# Da svolgere:
Nel testo sul caso del Pertini di Roma, che cosa rivela l'analisi del Dna sui due gemelli?

# Testo fornito:
QUEL CORTOCIRCUITO TRA ETICA E DIRITTI

La situazione che si è creata al Pertini di Roma sembra un «esperimento mentale» del tipo molto frequentato dai filosofi contemporanei. Se non fosse che vi sono coinvolte persone umane, con autentici problemi e autentiche ansie, si potrebbe dire che è un caso paradossalmente «fortunato».
Quello che è successo può aprire uno sguardo rinnovato sulla questione dell’inizio della vita. Se non altro, ci obbliga a ripensare, forse per una volta al di là di assurdi e dannosi giochi politici, il problema dell’aborto, e più in generale il problema della maternità.
Una donna che desidera un figlio suo, e riesce ad averlo con la fecondazione assistita, si trova incinta di due gemelli, dopo qualche tempo l’analisi del Dna rivela che non sono suoi né di suo marito. Come potremmo descrivere la sua situazione? Giuridicamente, non credo che ci siano molti problemi: esiste un danno, subito dai genitori biologicamente mancati, e i responsabili dovranno renderne conto; d’altra parte la donna può abortire, la legge lo consente (a quanto sembra la gravidanza è ancora nei termini previsti). Eticamente la situazione è più complessa.
Un aspetto disorientante è che in condizioni normali, chi abortisce interviene su se stessa e su un proprio figlio, in questo caso invece si tratterebbe di prendere una decisione che riguarda due figli altrui, e che peraltro sono stati in tutta probabilità chiamati in causa dal desiderio di altri genitori. La scelta è difficile, ed è anche complicata dal fatto che comunque la madre-non-madre e il padre-non-padre avevano cercato e voluto questa gravidanza. Già, si direbbe: però volevano un figlio «loro», e non «altrui». Ma che cosa significa davvero la proprietà di un figlio?

(Dati di origine)

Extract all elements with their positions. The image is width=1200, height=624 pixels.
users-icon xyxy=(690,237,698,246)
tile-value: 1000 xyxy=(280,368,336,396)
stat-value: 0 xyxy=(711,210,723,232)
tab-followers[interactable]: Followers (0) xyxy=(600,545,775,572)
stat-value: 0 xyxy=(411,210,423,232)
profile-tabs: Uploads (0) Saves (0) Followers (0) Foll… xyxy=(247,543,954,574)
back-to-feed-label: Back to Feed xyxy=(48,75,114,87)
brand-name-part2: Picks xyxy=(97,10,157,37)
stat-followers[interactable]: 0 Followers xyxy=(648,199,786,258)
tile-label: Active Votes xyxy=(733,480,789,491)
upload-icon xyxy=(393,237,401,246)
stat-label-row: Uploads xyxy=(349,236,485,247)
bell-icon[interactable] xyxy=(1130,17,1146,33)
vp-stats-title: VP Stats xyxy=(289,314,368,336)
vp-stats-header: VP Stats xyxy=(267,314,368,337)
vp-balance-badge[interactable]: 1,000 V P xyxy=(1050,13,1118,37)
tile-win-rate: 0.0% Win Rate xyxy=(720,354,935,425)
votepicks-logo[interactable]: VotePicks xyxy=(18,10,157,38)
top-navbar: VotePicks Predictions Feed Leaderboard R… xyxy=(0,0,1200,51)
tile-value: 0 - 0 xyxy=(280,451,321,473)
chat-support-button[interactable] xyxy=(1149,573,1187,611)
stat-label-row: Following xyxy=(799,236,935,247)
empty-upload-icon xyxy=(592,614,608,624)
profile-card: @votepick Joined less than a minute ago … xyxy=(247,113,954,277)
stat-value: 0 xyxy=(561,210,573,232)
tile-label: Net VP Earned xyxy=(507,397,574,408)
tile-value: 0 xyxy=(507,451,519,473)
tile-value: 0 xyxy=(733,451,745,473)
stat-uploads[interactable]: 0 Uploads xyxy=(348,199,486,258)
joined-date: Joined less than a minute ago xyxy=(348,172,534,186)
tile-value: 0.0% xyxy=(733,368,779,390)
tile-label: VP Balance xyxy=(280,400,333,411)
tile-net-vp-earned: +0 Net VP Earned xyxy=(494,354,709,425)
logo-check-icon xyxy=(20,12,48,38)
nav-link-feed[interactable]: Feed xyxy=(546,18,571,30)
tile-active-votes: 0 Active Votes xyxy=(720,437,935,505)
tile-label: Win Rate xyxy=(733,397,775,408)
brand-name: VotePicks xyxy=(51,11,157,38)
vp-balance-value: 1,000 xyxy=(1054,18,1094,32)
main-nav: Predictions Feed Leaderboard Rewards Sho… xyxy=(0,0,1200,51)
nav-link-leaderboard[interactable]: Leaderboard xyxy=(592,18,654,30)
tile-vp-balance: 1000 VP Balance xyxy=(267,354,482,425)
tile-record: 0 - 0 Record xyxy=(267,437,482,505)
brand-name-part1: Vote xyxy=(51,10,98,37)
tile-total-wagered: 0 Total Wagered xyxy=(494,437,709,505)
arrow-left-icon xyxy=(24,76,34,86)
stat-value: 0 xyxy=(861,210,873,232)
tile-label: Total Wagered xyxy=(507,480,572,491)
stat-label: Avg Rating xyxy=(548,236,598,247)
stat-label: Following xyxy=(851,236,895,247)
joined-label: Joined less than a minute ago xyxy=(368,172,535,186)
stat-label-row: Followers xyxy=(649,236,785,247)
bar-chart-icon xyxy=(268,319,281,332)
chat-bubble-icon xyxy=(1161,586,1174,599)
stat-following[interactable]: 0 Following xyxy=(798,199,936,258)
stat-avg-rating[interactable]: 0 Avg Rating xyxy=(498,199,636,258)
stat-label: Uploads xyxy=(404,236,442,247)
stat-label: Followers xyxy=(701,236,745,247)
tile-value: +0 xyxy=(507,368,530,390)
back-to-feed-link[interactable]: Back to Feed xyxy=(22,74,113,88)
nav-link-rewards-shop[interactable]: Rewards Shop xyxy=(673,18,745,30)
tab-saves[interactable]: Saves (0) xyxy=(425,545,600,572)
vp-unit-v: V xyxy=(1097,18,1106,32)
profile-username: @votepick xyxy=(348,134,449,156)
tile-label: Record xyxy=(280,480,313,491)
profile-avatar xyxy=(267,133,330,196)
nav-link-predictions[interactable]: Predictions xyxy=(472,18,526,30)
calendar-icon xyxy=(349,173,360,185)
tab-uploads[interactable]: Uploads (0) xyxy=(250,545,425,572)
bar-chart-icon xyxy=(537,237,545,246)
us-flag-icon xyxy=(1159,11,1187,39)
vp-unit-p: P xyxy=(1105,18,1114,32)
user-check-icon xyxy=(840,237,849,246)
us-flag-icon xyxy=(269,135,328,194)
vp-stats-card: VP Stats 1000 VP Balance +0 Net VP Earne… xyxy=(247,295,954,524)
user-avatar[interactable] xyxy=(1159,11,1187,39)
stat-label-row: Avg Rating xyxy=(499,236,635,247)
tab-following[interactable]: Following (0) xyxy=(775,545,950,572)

# Esercizio svolto:
Rivela che i gemelli non sono figli né della donna né di suo marito.